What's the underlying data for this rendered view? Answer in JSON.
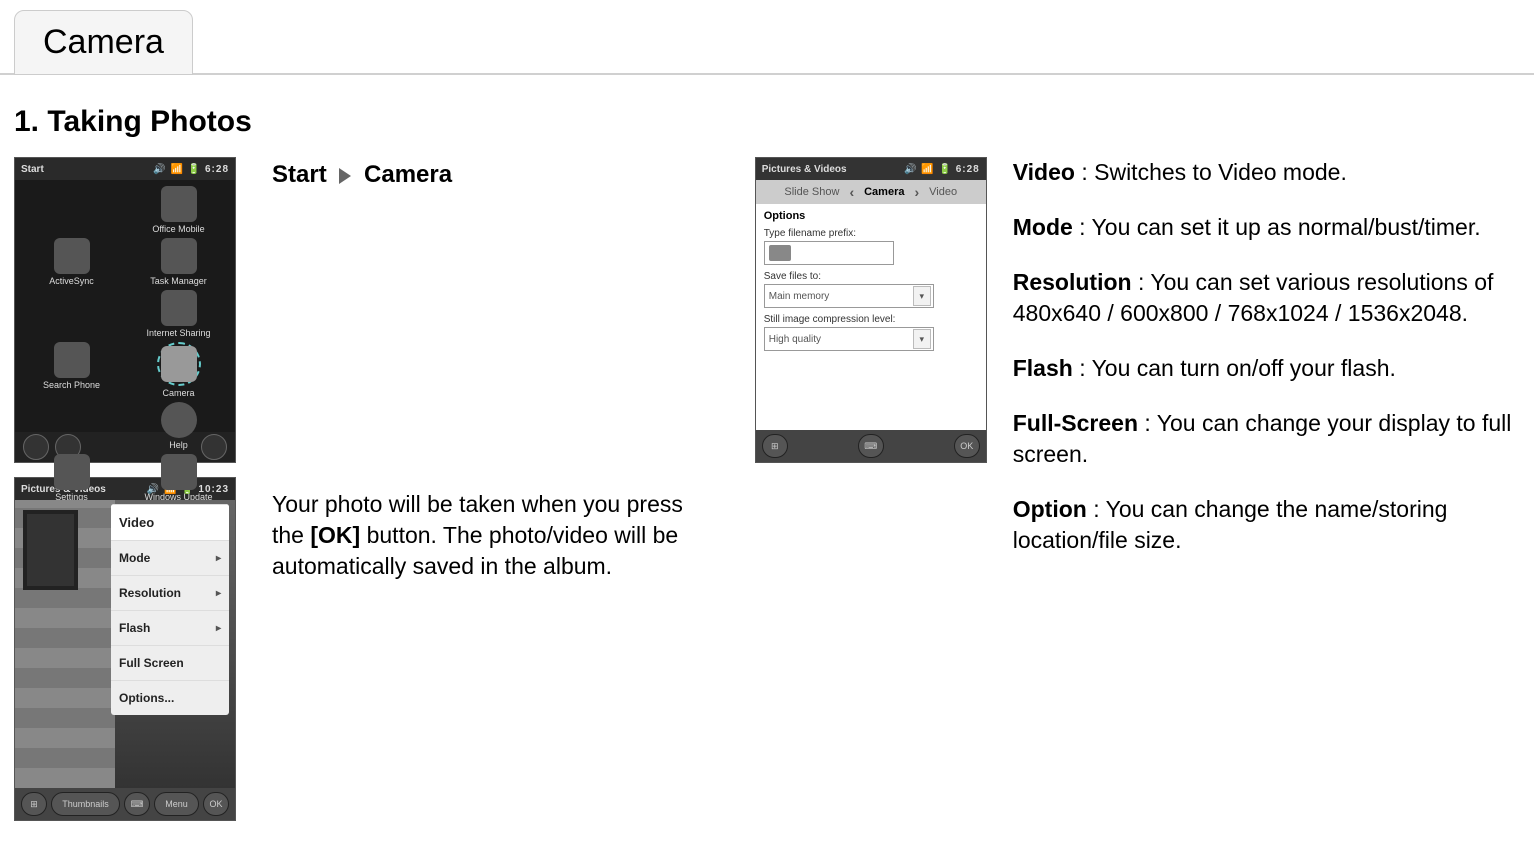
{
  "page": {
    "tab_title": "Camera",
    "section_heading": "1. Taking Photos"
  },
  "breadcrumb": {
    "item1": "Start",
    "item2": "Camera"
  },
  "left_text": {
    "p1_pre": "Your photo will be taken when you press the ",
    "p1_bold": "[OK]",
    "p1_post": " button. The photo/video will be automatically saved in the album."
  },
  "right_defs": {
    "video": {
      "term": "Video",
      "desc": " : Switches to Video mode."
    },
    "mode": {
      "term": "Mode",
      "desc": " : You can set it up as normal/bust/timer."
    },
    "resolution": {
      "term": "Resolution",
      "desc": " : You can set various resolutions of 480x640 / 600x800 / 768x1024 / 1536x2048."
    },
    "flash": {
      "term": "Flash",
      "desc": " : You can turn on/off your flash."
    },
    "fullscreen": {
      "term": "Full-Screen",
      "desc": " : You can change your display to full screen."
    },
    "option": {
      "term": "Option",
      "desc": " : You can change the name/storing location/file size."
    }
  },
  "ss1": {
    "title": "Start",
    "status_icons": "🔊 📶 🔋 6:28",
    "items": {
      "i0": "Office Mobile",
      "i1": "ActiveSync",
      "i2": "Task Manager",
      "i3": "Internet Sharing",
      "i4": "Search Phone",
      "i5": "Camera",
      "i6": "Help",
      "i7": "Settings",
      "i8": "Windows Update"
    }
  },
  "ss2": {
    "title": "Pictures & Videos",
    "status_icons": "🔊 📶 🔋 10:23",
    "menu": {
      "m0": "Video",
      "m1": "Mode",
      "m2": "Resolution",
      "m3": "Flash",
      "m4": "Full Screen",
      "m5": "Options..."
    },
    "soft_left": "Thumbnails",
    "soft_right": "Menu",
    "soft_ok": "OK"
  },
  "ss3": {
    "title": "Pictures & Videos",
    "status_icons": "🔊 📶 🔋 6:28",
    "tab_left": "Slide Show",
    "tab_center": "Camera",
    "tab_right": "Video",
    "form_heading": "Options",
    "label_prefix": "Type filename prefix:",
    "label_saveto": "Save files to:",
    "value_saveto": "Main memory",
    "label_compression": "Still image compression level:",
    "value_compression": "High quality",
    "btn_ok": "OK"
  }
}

_ _ _

◆ DIRECTIONS: Give all the lines above again, character for character, without pictures.

◆ CORRECT RESULT:
What's the underlying data for this rendered view? Answer in JSON.
{
  "page": {
    "tab_title": "Camera",
    "section_heading": "1. Taking Photos"
  },
  "breadcrumb": {
    "item1": "Start",
    "item2": "Camera"
  },
  "left_text": {
    "p1_pre": "Your photo will be taken when you press the ",
    "p1_bold": "[OK]",
    "p1_post": " button. The photo/video will be automatically saved in the album."
  },
  "right_defs": {
    "video": {
      "term": "Video",
      "desc": " : Switches to Video mode."
    },
    "mode": {
      "term": "Mode",
      "desc": " : You can set it up as normal/bust/timer."
    },
    "resolution": {
      "term": "Resolution",
      "desc": " : You can set various resolutions of 480x640 / 600x800 / 768x1024 / 1536x2048."
    },
    "flash": {
      "term": "Flash",
      "desc": " : You can turn on/off your flash."
    },
    "fullscreen": {
      "term": "Full-Screen",
      "desc": " : You can change your display to full screen."
    },
    "option": {
      "term": "Option",
      "desc": " : You can change the name/storing location/file size."
    }
  },
  "ss1": {
    "title": "Start",
    "status_icons": "🔊 📶 🔋 6:28",
    "items": {
      "i0": "Office Mobile",
      "i1": "ActiveSync",
      "i2": "Task Manager",
      "i3": "Internet Sharing",
      "i4": "Search Phone",
      "i5": "Camera",
      "i6": "Help",
      "i7": "Settings",
      "i8": "Windows Update"
    }
  },
  "ss2": {
    "title": "Pictures & Videos",
    "status_icons": "🔊 📶 🔋 10:23",
    "menu": {
      "m0": "Video",
      "m1": "Mode",
      "m2": "Resolution",
      "m3": "Flash",
      "m4": "Full Screen",
      "m5": "Options..."
    },
    "soft_left": "Thumbnails",
    "soft_right": "Menu",
    "soft_ok": "OK"
  },
  "ss3": {
    "title": "Pictures & Videos",
    "status_icons": "🔊 📶 🔋 6:28",
    "tab_left": "Slide Show",
    "tab_center": "Camera",
    "tab_right": "Video",
    "form_heading": "Options",
    "label_prefix": "Type filename prefix:",
    "label_saveto": "Save files to:",
    "value_saveto": "Main memory",
    "label_compression": "Still image compression level:",
    "value_compression": "High quality",
    "btn_ok": "OK"
  }
}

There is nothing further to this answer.